Check each line of the data for "проектной" and select those that have it.

— BEGIN Material provided —

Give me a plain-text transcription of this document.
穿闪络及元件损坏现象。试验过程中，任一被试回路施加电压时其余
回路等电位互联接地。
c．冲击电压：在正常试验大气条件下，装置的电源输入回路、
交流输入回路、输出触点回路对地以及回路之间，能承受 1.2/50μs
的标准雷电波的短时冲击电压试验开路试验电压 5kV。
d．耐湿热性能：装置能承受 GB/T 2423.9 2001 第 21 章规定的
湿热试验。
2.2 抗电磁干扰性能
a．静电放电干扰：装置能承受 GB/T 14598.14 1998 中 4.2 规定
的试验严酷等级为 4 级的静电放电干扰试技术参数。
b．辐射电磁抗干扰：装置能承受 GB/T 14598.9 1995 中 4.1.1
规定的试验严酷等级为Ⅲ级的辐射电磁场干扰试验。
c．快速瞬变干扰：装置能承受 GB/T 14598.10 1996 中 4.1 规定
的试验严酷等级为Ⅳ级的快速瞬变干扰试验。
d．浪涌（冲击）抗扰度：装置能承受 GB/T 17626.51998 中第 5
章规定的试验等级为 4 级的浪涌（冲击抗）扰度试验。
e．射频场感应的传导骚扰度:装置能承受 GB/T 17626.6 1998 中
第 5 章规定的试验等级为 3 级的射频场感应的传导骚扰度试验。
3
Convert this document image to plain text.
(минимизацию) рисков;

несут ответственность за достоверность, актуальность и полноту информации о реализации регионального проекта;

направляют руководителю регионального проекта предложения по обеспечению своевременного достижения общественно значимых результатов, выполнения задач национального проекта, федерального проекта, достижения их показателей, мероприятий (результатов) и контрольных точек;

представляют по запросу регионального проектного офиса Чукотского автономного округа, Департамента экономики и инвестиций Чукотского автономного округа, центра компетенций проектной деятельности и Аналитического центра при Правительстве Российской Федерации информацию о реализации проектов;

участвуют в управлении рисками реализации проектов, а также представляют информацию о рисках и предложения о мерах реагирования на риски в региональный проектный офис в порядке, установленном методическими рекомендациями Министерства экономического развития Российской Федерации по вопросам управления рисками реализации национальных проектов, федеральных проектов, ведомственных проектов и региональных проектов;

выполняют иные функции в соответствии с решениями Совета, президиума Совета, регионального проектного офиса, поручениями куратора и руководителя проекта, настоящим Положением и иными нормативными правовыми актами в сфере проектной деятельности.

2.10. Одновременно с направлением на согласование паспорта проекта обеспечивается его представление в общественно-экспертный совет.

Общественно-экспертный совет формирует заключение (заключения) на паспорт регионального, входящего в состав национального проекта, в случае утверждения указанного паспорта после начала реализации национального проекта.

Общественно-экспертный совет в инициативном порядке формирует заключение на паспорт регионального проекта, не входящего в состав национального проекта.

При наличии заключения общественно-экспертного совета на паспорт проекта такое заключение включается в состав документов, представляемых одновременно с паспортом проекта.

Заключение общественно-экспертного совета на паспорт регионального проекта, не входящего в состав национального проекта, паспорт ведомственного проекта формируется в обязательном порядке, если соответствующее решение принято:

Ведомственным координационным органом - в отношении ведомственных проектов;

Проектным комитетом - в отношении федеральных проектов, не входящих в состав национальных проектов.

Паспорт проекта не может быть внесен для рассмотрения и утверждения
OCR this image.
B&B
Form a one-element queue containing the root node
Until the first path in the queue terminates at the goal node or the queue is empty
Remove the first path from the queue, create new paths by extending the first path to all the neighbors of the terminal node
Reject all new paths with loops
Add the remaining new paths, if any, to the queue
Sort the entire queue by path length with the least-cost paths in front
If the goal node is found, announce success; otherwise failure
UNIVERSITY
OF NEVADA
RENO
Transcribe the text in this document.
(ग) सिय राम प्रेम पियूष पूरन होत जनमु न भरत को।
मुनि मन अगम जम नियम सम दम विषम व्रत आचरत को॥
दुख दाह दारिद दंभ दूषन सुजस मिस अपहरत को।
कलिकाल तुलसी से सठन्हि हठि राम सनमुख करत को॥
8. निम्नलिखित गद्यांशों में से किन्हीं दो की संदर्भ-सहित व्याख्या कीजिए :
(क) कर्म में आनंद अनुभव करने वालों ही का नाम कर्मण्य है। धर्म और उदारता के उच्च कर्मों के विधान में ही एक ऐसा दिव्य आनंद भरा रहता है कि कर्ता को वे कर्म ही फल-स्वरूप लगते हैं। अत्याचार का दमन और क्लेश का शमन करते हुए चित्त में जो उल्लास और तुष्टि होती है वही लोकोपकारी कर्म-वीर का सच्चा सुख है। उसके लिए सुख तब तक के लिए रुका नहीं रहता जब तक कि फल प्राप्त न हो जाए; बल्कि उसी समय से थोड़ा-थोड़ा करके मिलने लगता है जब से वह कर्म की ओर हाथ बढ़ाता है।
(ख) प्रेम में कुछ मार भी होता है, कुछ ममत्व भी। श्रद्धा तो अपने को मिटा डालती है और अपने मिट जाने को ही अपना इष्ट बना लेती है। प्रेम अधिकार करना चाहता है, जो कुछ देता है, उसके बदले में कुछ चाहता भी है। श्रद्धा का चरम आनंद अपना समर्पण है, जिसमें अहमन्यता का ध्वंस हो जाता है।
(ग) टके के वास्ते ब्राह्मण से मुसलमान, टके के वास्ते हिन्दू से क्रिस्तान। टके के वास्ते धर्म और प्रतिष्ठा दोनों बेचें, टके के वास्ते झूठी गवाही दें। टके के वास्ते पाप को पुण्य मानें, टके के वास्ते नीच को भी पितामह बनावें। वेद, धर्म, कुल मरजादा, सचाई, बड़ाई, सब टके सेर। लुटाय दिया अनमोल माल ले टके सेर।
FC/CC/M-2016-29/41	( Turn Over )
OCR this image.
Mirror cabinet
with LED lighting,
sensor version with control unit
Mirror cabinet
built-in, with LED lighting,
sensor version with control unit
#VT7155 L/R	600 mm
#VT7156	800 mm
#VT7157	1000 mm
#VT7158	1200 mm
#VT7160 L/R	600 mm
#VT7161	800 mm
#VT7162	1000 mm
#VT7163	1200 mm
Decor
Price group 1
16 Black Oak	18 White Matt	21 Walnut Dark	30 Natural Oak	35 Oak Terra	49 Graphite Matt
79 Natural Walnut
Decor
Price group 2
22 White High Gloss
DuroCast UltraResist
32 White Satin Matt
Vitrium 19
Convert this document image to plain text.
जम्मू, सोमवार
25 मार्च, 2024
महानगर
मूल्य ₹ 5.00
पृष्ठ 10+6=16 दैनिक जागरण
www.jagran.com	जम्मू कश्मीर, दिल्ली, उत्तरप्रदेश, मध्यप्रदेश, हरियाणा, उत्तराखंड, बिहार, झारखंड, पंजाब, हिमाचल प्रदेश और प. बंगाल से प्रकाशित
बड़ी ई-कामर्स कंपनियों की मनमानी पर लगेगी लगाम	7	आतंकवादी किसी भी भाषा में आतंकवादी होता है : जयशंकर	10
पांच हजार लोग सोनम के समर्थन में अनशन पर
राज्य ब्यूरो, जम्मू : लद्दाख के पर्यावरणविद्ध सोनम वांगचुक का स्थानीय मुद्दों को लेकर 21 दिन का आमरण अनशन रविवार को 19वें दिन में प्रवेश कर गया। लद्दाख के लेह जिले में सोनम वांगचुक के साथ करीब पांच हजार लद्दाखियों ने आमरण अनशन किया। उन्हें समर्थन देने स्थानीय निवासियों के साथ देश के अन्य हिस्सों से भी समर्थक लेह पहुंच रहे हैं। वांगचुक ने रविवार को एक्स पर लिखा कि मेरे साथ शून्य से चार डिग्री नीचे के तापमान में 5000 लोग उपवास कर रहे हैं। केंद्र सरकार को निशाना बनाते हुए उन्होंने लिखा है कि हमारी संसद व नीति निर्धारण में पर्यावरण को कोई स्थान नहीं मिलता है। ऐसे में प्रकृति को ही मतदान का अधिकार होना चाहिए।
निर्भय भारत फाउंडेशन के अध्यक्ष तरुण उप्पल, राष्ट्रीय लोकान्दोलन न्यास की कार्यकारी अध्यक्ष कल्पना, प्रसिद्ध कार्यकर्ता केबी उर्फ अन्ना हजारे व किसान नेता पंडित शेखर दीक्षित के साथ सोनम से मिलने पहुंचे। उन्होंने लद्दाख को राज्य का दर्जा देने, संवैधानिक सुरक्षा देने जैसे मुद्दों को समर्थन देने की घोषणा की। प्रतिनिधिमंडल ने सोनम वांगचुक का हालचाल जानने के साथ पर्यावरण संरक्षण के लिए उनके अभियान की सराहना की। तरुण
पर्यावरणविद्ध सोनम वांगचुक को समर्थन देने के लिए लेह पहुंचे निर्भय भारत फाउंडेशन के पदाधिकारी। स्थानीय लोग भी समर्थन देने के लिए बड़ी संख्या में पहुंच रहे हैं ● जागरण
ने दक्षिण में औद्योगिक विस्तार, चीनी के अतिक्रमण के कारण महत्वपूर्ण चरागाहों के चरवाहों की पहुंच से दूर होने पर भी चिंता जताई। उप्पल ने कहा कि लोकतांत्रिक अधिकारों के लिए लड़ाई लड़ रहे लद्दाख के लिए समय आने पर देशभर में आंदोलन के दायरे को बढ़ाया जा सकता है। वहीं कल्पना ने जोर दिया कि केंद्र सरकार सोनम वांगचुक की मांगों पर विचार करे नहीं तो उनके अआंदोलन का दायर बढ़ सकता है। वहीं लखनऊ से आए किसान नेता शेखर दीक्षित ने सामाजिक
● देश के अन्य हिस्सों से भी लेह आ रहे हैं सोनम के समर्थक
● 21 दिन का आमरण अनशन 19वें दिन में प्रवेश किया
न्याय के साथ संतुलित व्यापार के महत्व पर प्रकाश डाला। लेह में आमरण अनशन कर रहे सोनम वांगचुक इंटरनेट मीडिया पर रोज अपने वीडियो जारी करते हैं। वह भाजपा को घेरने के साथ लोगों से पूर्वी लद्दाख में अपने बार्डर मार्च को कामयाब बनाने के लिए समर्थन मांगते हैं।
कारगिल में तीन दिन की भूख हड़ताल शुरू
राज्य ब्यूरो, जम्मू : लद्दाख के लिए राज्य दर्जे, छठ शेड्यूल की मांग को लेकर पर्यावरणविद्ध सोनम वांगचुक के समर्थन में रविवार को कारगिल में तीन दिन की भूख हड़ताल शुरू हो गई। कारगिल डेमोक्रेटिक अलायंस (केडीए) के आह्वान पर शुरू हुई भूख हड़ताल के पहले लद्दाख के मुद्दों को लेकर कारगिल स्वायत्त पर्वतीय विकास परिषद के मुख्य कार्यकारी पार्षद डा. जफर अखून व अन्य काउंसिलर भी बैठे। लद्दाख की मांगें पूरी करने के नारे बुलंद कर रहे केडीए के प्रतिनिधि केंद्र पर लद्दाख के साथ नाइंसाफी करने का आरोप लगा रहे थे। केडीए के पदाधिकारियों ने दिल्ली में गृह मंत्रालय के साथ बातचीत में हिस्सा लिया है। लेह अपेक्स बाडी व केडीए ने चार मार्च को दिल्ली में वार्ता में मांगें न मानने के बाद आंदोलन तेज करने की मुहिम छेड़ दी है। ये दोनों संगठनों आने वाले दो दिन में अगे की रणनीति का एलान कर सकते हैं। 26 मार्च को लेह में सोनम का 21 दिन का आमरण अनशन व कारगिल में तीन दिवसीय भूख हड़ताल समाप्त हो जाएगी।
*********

— END Material provided —

Finished answer »
представляют по запросу регионального проектного офиса Чукотского автономного округа, Департамента экономики и инвестиций Чукотского автономного округа, центра компетенций проектной деятельности и Аналитического центра при Правительстве Российской Федерации информацию о реализации проектов;
выполняют иные функции в соответствии с решениями Совета, президиума Совета, регионального проектного офиса, поручениями куратора и руководителя проекта, настоящим Положением и иными нормативными правовыми актами в сфере проектной деятельности.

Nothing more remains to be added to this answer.